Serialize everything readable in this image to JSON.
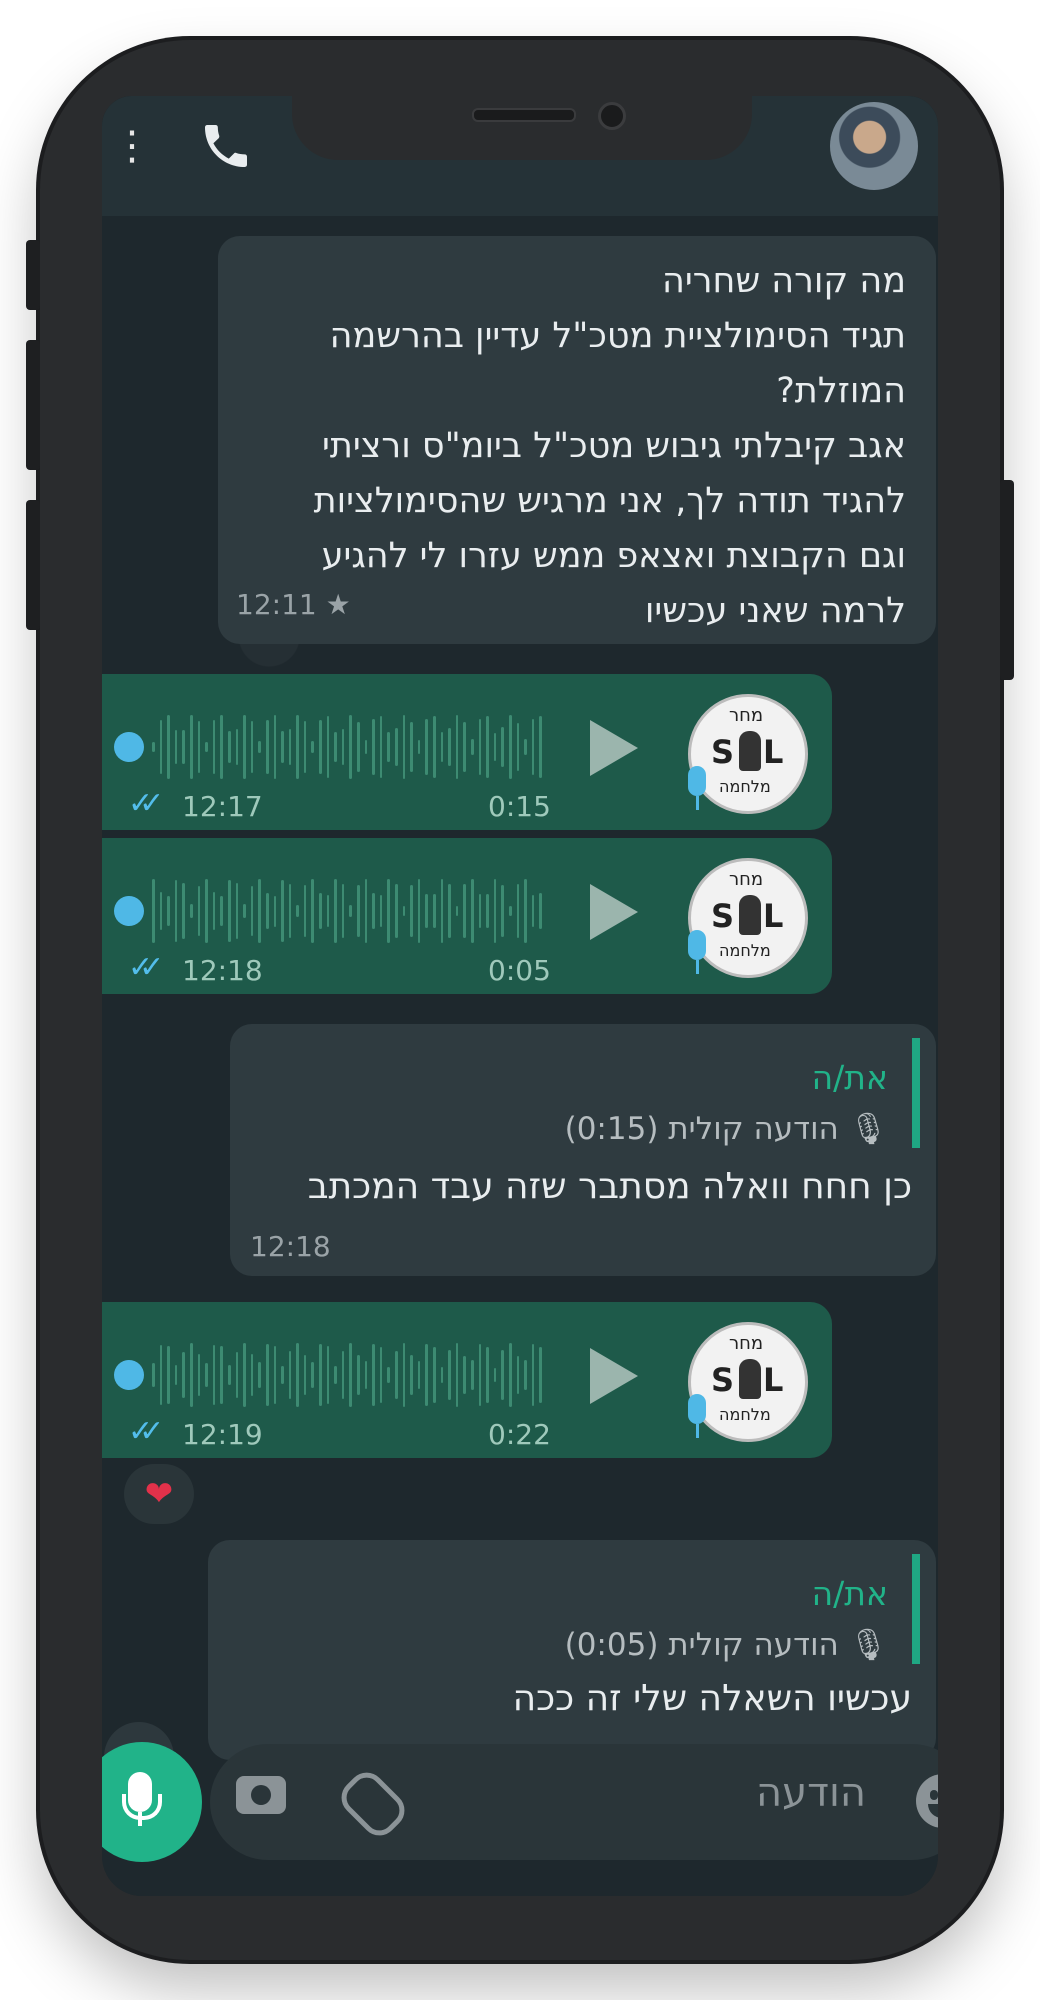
{
  "header": {
    "menu_icon": "more-vert-icon",
    "call_icon": "phone-icon"
  },
  "messages": [
    {
      "type": "text",
      "lines": [
        "מה קורה שחריה",
        "תגיד הסימולציית מטכ\"ל עדיין בהרשמה",
        "המוזלת?",
        "אגב קיבלתי גיבוש מטכ\"ל ביומ\"ס ורציתי",
        "להגיד תודה לך, אני מרגיש שהסימולציות",
        "וגם הקבוצת ואצאפ ממש עזרו לי להגיע",
        "לרמה שאני עכשיו"
      ],
      "time": "12:11",
      "starred": "★"
    },
    {
      "type": "voice",
      "time": "12:17",
      "duration": "0:15",
      "ticks": "✓✓"
    },
    {
      "type": "voice",
      "time": "12:18",
      "duration": "0:05",
      "ticks": "✓✓"
    },
    {
      "type": "reply",
      "quote_name": "את/ה",
      "quote_text": "הודעה קולית (0:15)",
      "text": "כן חחח וואלה מסתבר שזה עבד המכתב",
      "time": "12:18"
    },
    {
      "type": "voice",
      "time": "12:19",
      "duration": "0:22",
      "ticks": "✓✓",
      "reaction": "❤"
    },
    {
      "type": "reply",
      "quote_name": "את/ה",
      "quote_text": "הודעה קולית (0:05)",
      "text": "עכשיו השאלה שלי זה ככה"
    }
  ],
  "logo": {
    "top": "מחר",
    "s": "S",
    "l": "L",
    "bottom": "מלחמה"
  },
  "composer": {
    "placeholder": "הודעה"
  },
  "scroll_down_icon": "⌄",
  "colors": {
    "accent": "#21b389",
    "voice_bubble": "#1e5a4a",
    "incoming_bubble": "#2f3b40",
    "background": "#1e282d"
  }
}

┄┄┄┄┄┄┄┄┄┄

**Exercise instructions:** Except for the pictures, copy the material above exactly.

**Solution to the problem:**
Serialize everything readable in this image to JSON.
{
  "header": {
    "menu_icon": "more-vert-icon",
    "call_icon": "phone-icon"
  },
  "messages": [
    {
      "type": "text",
      "lines": [
        "מה קורה שחריה",
        "תגיד הסימולציית מטכ\"ל עדיין בהרשמה",
        "המוזלת?",
        "אגב קיבלתי גיבוש מטכ\"ל ביומ\"ס ורציתי",
        "להגיד תודה לך, אני מרגיש שהסימולציות",
        "וגם הקבוצת ואצאפ ממש עזרו לי להגיע",
        "לרמה שאני עכשיו"
      ],
      "time": "12:11",
      "starred": "★"
    },
    {
      "type": "voice",
      "time": "12:17",
      "duration": "0:15",
      "ticks": "✓✓"
    },
    {
      "type": "voice",
      "time": "12:18",
      "duration": "0:05",
      "ticks": "✓✓"
    },
    {
      "type": "reply",
      "quote_name": "את/ה",
      "quote_text": "הודעה קולית (0:15)",
      "text": "כן חחח וואלה מסתבר שזה עבד המכתב",
      "time": "12:18"
    },
    {
      "type": "voice",
      "time": "12:19",
      "duration": "0:22",
      "ticks": "✓✓",
      "reaction": "❤"
    },
    {
      "type": "reply",
      "quote_name": "את/ה",
      "quote_text": "הודעה קולית (0:05)",
      "text": "עכשיו השאלה שלי זה ככה"
    }
  ],
  "logo": {
    "top": "מחר",
    "s": "S",
    "l": "L",
    "bottom": "מלחמה"
  },
  "composer": {
    "placeholder": "הודעה"
  },
  "scroll_down_icon": "⌄",
  "colors": {
    "accent": "#21b389",
    "voice_bubble": "#1e5a4a",
    "incoming_bubble": "#2f3b40",
    "background": "#1e282d"
  }
}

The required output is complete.